CHALLENGE
List each line of the data that holds the string "name".

Dataset entries on figures
--- Start ---

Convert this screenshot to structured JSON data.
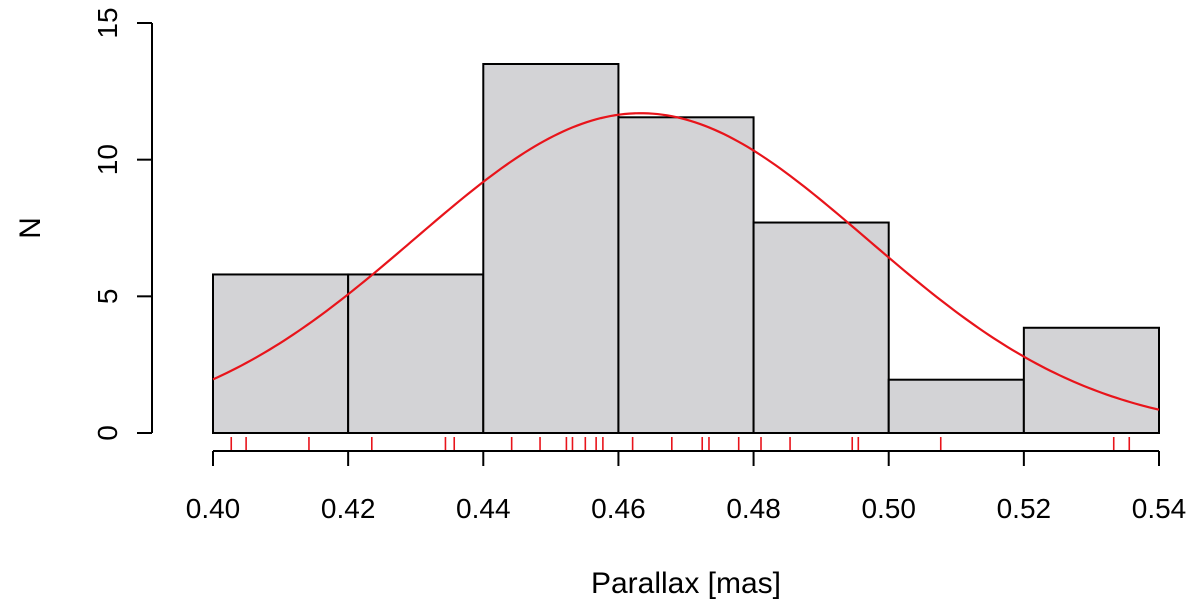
{
  "chart_data": {
    "type": "bar",
    "title": "",
    "xlabel": "Parallax [mas]",
    "ylabel": "N",
    "xlim": [
      0.4,
      0.54
    ],
    "ylim": [
      0,
      15
    ],
    "x_ticks": [
      "0.40",
      "0.42",
      "0.44",
      "0.46",
      "0.48",
      "0.50",
      "0.52",
      "0.54"
    ],
    "y_ticks": [
      "0",
      "5",
      "10",
      "15"
    ],
    "bins": [
      {
        "x0": 0.4,
        "x1": 0.42,
        "value": 5.8
      },
      {
        "x0": 0.42,
        "x1": 0.44,
        "value": 5.8
      },
      {
        "x0": 0.44,
        "x1": 0.46,
        "value": 13.5
      },
      {
        "x0": 0.46,
        "x1": 0.48,
        "value": 11.55
      },
      {
        "x0": 0.48,
        "x1": 0.5,
        "value": 7.7
      },
      {
        "x0": 0.5,
        "x1": 0.52,
        "value": 1.95
      },
      {
        "x0": 0.52,
        "x1": 0.54,
        "value": 3.85
      }
    ],
    "density_curve": {
      "color": "#e8141b",
      "mean": 0.4633,
      "sd": 0.0335,
      "peak": 11.7
    },
    "rug": {
      "color": "#e8141b",
      "values": [
        0.4027,
        0.4049,
        0.4142,
        0.4235,
        0.4344,
        0.4357,
        0.4442,
        0.4484,
        0.4523,
        0.4532,
        0.4551,
        0.4567,
        0.4577,
        0.4621,
        0.4679,
        0.4724,
        0.4734,
        0.4778,
        0.4811,
        0.4854,
        0.4946,
        0.4955,
        0.5077,
        0.5333,
        0.5356
      ]
    },
    "grid": false,
    "colors": {
      "bar_fill": "#d3d3d6",
      "bar_stroke": "#000000",
      "curve": "#e8141b"
    }
  }
}
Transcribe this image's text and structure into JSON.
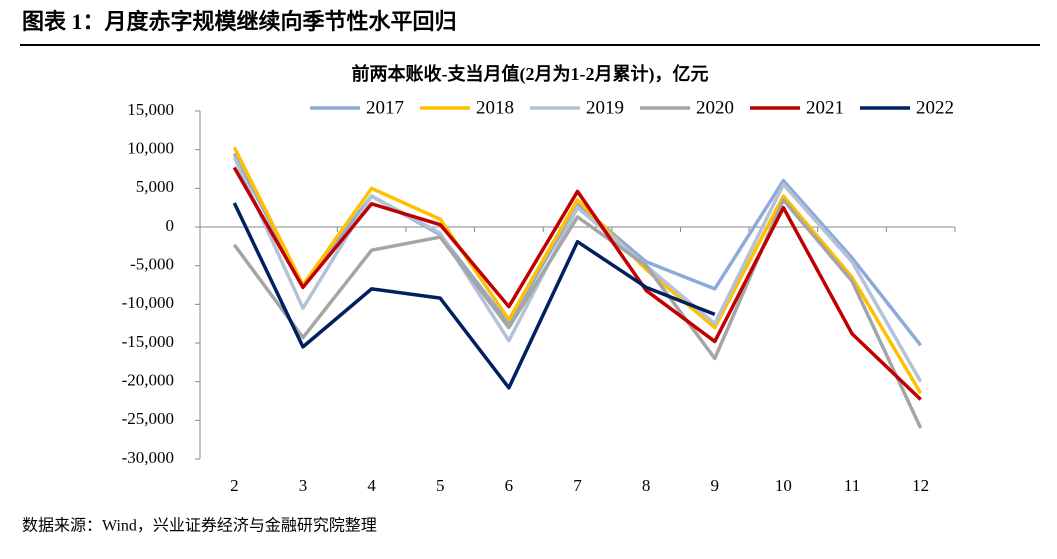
{
  "header": {
    "title": "图表 1：月度赤字规模继续向季节性水平回归"
  },
  "chart_data": {
    "type": "line",
    "title": "前两本账收-支当月值(2月为1-2月累计)，亿元",
    "categories": [
      "2",
      "3",
      "4",
      "5",
      "6",
      "7",
      "8",
      "9",
      "10",
      "11",
      "12"
    ],
    "series": [
      {
        "name": "2017",
        "color": "#8eaadb",
        "values": [
          9500,
          -7500,
          4000,
          -1000,
          -12500,
          3000,
          -4500,
          -8000,
          6000,
          -4000,
          -15300
        ]
      },
      {
        "name": "2018",
        "color": "#ffc000",
        "values": [
          10300,
          -7500,
          5000,
          1000,
          -12000,
          3500,
          -5500,
          -13000,
          4000,
          -6500,
          -21500
        ]
      },
      {
        "name": "2019",
        "color": "#b4c2d8",
        "values": [
          9000,
          -10500,
          4000,
          -800,
          -14700,
          2500,
          -5000,
          -12500,
          5500,
          -4500,
          -20000
        ]
      },
      {
        "name": "2020",
        "color": "#a5a5a5",
        "values": [
          -2300,
          -14300,
          -3000,
          -1300,
          -13000,
          1300,
          -5000,
          -17000,
          3500,
          -7000,
          -26000
        ]
      },
      {
        "name": "2021",
        "color": "#c00000",
        "values": [
          7700,
          -7800,
          3000,
          300,
          -10300,
          4600,
          -8200,
          -14800,
          2500,
          -13800,
          -22300
        ]
      },
      {
        "name": "2022",
        "color": "#002060",
        "values": [
          3100,
          -15500,
          -8000,
          -9200,
          -20800,
          -1900,
          -7800,
          -11300,
          null,
          null,
          null
        ]
      }
    ],
    "ylim": [
      -30000,
      15000
    ],
    "yticks": [
      {
        "value": 15000,
        "label": "15,000"
      },
      {
        "value": 10000,
        "label": "10,000"
      },
      {
        "value": 5000,
        "label": "5,000"
      },
      0,
      {
        "value": -5000,
        "label": "-5,000"
      },
      {
        "value": -10000,
        "label": "-10,000"
      },
      {
        "value": -15000,
        "label": "-15,000"
      },
      {
        "value": -20000,
        "label": "-20,000"
      },
      {
        "value": -25000,
        "label": "-25,000"
      },
      {
        "value": -30000,
        "label": "-30,000"
      }
    ],
    "grid": false
  },
  "footer": {
    "source": "数据来源：Wind，兴业证券经济与金融研究院整理"
  }
}
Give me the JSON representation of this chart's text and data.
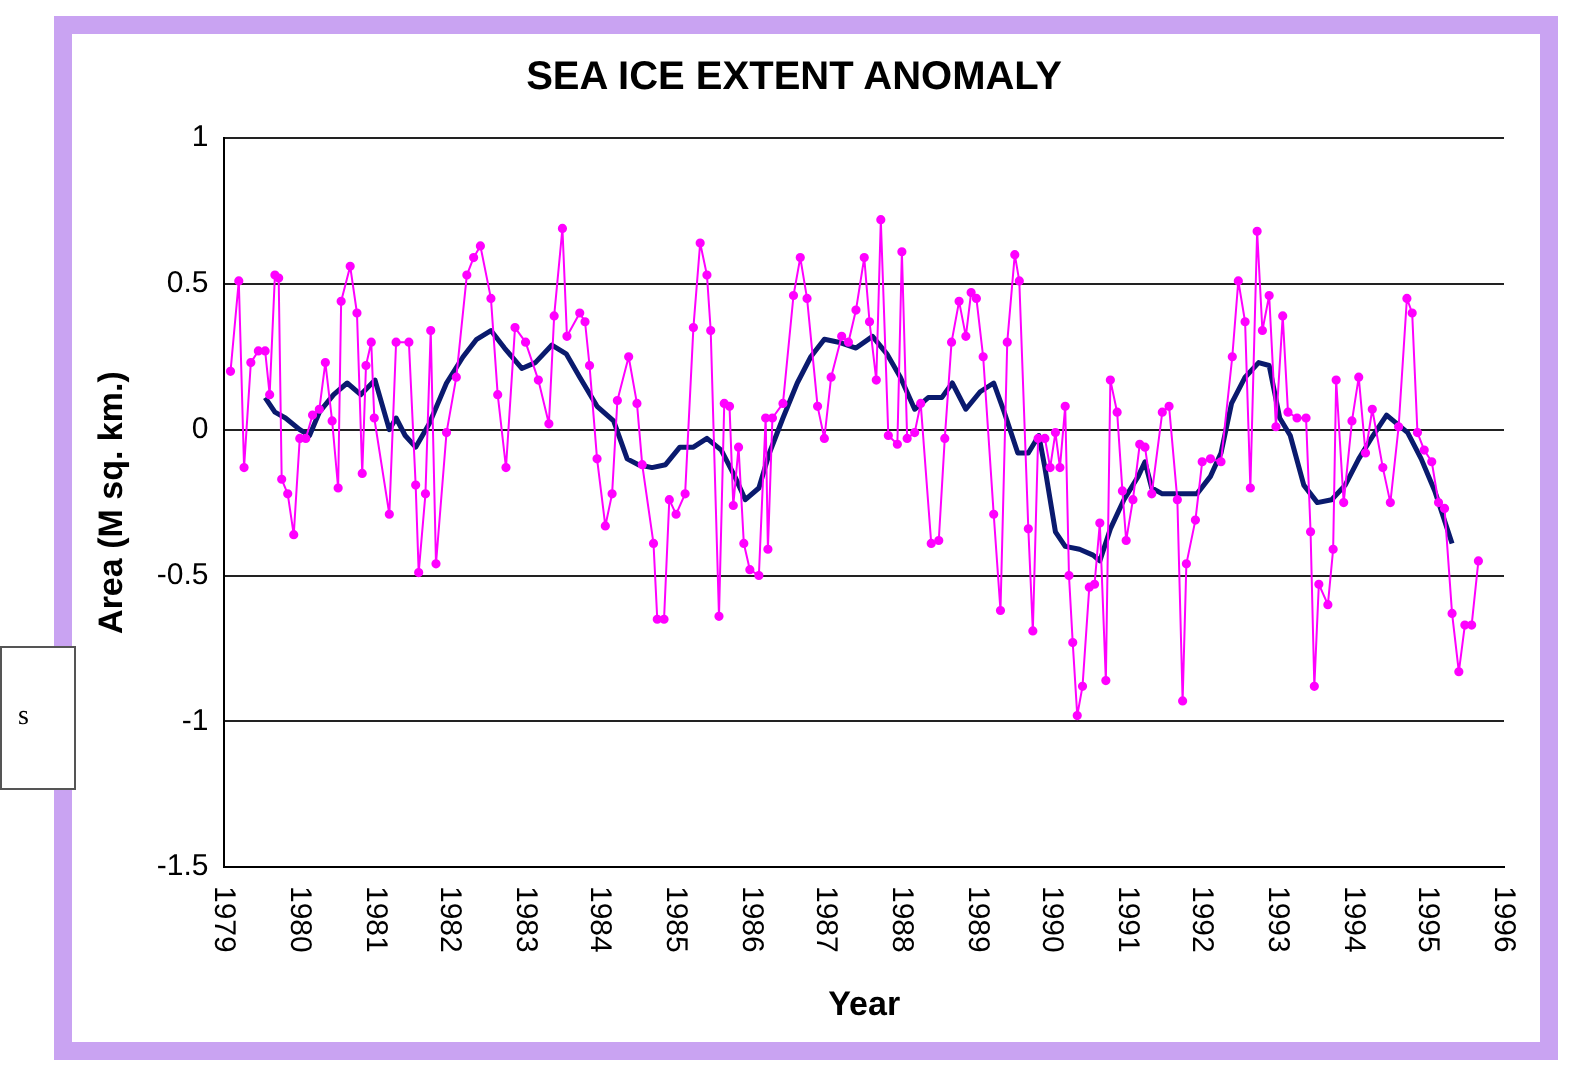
{
  "chart_data": {
    "type": "line",
    "title": "SEA ICE EXTENT ANOMALY",
    "xlabel": "Year",
    "ylabel": "Area (M sq. km.)",
    "annotations": [
      "s"
    ],
    "xlim": [
      1979,
      1996
    ],
    "xticks": [
      1979,
      1980,
      1981,
      1982,
      1983,
      1984,
      1985,
      1986,
      1987,
      1988,
      1989,
      1990,
      1991,
      1992,
      1993,
      1994,
      1995,
      1996
    ],
    "ylim": [
      -1.5,
      1
    ],
    "yticks": [
      -1.5,
      -1,
      -0.5,
      0,
      0.5,
      1
    ],
    "grid": "y",
    "legend": false,
    "series": [
      {
        "color": "#ff00ff",
        "marker": "circle",
        "x": [
          1979.08,
          1979.19,
          1979.26,
          1979.35,
          1979.45,
          1979.54,
          1979.6,
          1979.67,
          1979.72,
          1979.76,
          1979.84,
          1979.92,
          1980.0,
          1980.08,
          1980.17,
          1980.26,
          1980.34,
          1980.43,
          1980.51,
          1980.55,
          1980.67,
          1980.76,
          1980.83,
          1980.88,
          1980.95,
          1980.99,
          1981.19,
          1981.28,
          1981.45,
          1981.54,
          1981.58,
          1981.67,
          1981.74,
          1981.81,
          1981.95,
          1982.08,
          1982.22,
          1982.31,
          1982.4,
          1982.54,
          1982.63,
          1982.74,
          1982.86,
          1983.0,
          1983.17,
          1983.31,
          1983.38,
          1983.49,
          1983.55,
          1983.72,
          1983.79,
          1983.85,
          1983.95,
          1984.06,
          1984.15,
          1984.22,
          1984.37,
          1984.48,
          1984.55,
          1984.7,
          1984.75,
          1984.84,
          1984.91,
          1985.0,
          1985.12,
          1985.23,
          1985.32,
          1985.41,
          1985.46,
          1985.57,
          1985.64,
          1985.71,
          1985.76,
          1985.83,
          1985.9,
          1985.98,
          1986.1,
          1986.19,
          1986.22,
          1986.28,
          1986.42,
          1986.56,
          1986.65,
          1986.74,
          1986.88,
          1986.97,
          1987.06,
          1987.2,
          1987.29,
          1987.39,
          1987.5,
          1987.57,
          1987.66,
          1987.72,
          1987.82,
          1987.94,
          1988.0,
          1988.07,
          1988.17,
          1988.25,
          1988.39,
          1988.49,
          1988.57,
          1988.66,
          1988.76,
          1988.85,
          1988.92,
          1988.99,
          1989.08,
          1989.22,
          1989.31,
          1989.4,
          1989.5,
          1989.56,
          1989.68,
          1989.74,
          1989.81,
          1989.9,
          1989.97,
          1990.04,
          1990.1,
          1990.17,
          1990.22,
          1990.27,
          1990.33,
          1990.4,
          1990.49,
          1990.56,
          1990.63,
          1990.71,
          1990.77,
          1990.86,
          1990.93,
          1990.98,
          1991.07,
          1991.16,
          1991.23,
          1991.32,
          1991.46,
          1991.55,
          1991.66,
          1991.73,
          1991.78,
          1991.9,
          1991.99,
          1992.1,
          1992.24,
          1992.39,
          1992.47,
          1992.56,
          1992.63,
          1992.72,
          1992.79,
          1992.88,
          1992.97,
          1993.06,
          1993.13,
          1993.25,
          1993.37,
          1993.43,
          1993.48,
          1993.54,
          1993.66,
          1993.73,
          1993.77,
          1993.87,
          1993.98,
          1994.07,
          1994.16,
          1994.25,
          1994.39,
          1994.49,
          1994.6,
          1994.71,
          1994.78,
          1994.85,
          1994.94,
          1995.04,
          1995.13,
          1995.21,
          1995.31,
          1995.4,
          1995.48,
          1995.57,
          1995.66
        ],
        "values": [
          0.2,
          0.51,
          -0.13,
          0.23,
          0.27,
          0.27,
          0.12,
          0.53,
          0.52,
          -0.17,
          -0.22,
          -0.36,
          -0.03,
          -0.03,
          0.05,
          0.07,
          0.23,
          0.03,
          -0.2,
          0.44,
          0.56,
          0.4,
          -0.15,
          0.22,
          0.3,
          0.04,
          -0.29,
          0.3,
          0.3,
          -0.19,
          -0.49,
          -0.22,
          0.34,
          -0.46,
          -0.01,
          0.18,
          0.53,
          0.59,
          0.63,
          0.45,
          0.12,
          -0.13,
          0.35,
          0.3,
          0.17,
          0.02,
          0.39,
          0.69,
          0.32,
          0.4,
          0.37,
          0.22,
          -0.1,
          -0.33,
          -0.22,
          0.1,
          0.25,
          0.09,
          -0.12,
          -0.39,
          -0.65,
          -0.65,
          -0.24,
          -0.29,
          -0.22,
          0.35,
          0.64,
          0.53,
          0.34,
          -0.64,
          0.09,
          0.08,
          -0.26,
          -0.06,
          -0.39,
          -0.48,
          -0.5,
          0.04,
          -0.41,
          0.04,
          0.09,
          0.46,
          0.59,
          0.45,
          0.08,
          -0.03,
          0.18,
          0.32,
          0.3,
          0.41,
          0.59,
          0.37,
          0.17,
          0.72,
          -0.02,
          -0.05,
          0.61,
          -0.03,
          -0.01,
          0.09,
          -0.39,
          -0.38,
          -0.03,
          0.3,
          0.44,
          0.32,
          0.47,
          0.45,
          0.25,
          -0.29,
          -0.62,
          0.3,
          0.6,
          0.51,
          -0.34,
          -0.69,
          -0.03,
          -0.03,
          -0.13,
          -0.01,
          -0.13,
          0.08,
          -0.5,
          -0.73,
          -0.98,
          -0.88,
          -0.54,
          -0.53,
          -0.32,
          -0.86,
          0.17,
          0.06,
          -0.21,
          -0.38,
          -0.24,
          -0.05,
          -0.06,
          -0.22,
          0.06,
          0.08,
          -0.24,
          -0.93,
          -0.46,
          -0.31,
          -0.11,
          -0.1,
          -0.11,
          0.25,
          0.51,
          0.37,
          -0.2,
          0.68,
          0.34,
          0.46,
          0.01,
          0.39,
          0.06,
          0.04,
          0.04,
          -0.35,
          -0.88,
          -0.53,
          -0.6,
          -0.41,
          0.17,
          -0.25,
          0.03,
          0.18,
          -0.08,
          0.07,
          -0.13,
          -0.25,
          0.01,
          0.45,
          0.4,
          -0.01,
          -0.07,
          -0.11,
          -0.25,
          -0.27,
          -0.63,
          -0.83,
          -0.67,
          -0.67,
          -0.45
        ]
      },
      {
        "color": "#0a1a6e",
        "marker": "none",
        "x": [
          1979.54,
          1979.67,
          1979.81,
          1980.0,
          1980.13,
          1980.26,
          1980.45,
          1980.63,
          1980.81,
          1981.0,
          1981.19,
          1981.28,
          1981.4,
          1981.54,
          1981.72,
          1981.95,
          1982.17,
          1982.35,
          1982.54,
          1982.72,
          1982.95,
          1983.13,
          1983.35,
          1983.54,
          1983.72,
          1983.95,
          1984.17,
          1984.35,
          1984.5,
          1984.68,
          1984.86,
          1985.05,
          1985.23,
          1985.41,
          1985.6,
          1985.78,
          1985.92,
          1986.1,
          1986.24,
          1986.42,
          1986.61,
          1986.79,
          1986.97,
          1987.16,
          1987.39,
          1987.61,
          1987.8,
          1987.98,
          1988.17,
          1988.35,
          1988.53,
          1988.67,
          1988.85,
          1989.04,
          1989.22,
          1989.36,
          1989.54,
          1989.68,
          1989.82,
          1989.9,
          1990.04,
          1990.17,
          1990.36,
          1990.54,
          1990.63,
          1990.77,
          1990.95,
          1991.14,
          1991.23,
          1991.32,
          1991.46,
          1991.73,
          1991.92,
          1992.1,
          1992.24,
          1992.38,
          1992.56,
          1992.74,
          1992.88,
          1993.02,
          1993.16,
          1993.34,
          1993.52,
          1993.71,
          1993.89,
          1994.07,
          1994.26,
          1994.44,
          1994.58,
          1994.72,
          1994.9,
          1995.08,
          1995.31
        ],
        "values": [
          0.11,
          0.06,
          0.04,
          0.0,
          -0.02,
          0.06,
          0.12,
          0.16,
          0.12,
          0.17,
          0.0,
          0.04,
          -0.02,
          -0.06,
          0.02,
          0.16,
          0.25,
          0.31,
          0.34,
          0.28,
          0.21,
          0.23,
          0.29,
          0.26,
          0.18,
          0.08,
          0.03,
          -0.1,
          -0.12,
          -0.13,
          -0.12,
          -0.06,
          -0.06,
          -0.03,
          -0.07,
          -0.16,
          -0.24,
          -0.2,
          -0.08,
          0.04,
          0.16,
          0.25,
          0.31,
          0.3,
          0.28,
          0.32,
          0.26,
          0.18,
          0.07,
          0.11,
          0.11,
          0.16,
          0.07,
          0.13,
          0.16,
          0.06,
          -0.08,
          -0.08,
          -0.02,
          -0.13,
          -0.35,
          -0.4,
          -0.41,
          -0.43,
          -0.45,
          -0.34,
          -0.24,
          -0.16,
          -0.11,
          -0.2,
          -0.22,
          -0.22,
          -0.22,
          -0.16,
          -0.08,
          0.09,
          0.18,
          0.23,
          0.22,
          0.04,
          -0.02,
          -0.19,
          -0.25,
          -0.24,
          -0.19,
          -0.1,
          -0.02,
          0.05,
          0.02,
          -0.01,
          -0.1,
          -0.21,
          -0.39
        ]
      }
    ]
  }
}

--- End ---

SOLUTION TO THE EXERCISE
        "name": "2017",
        "name": "2018",
        "name": "2019",
        "name": "2020",
        "name": "2021",
        "name": "2022",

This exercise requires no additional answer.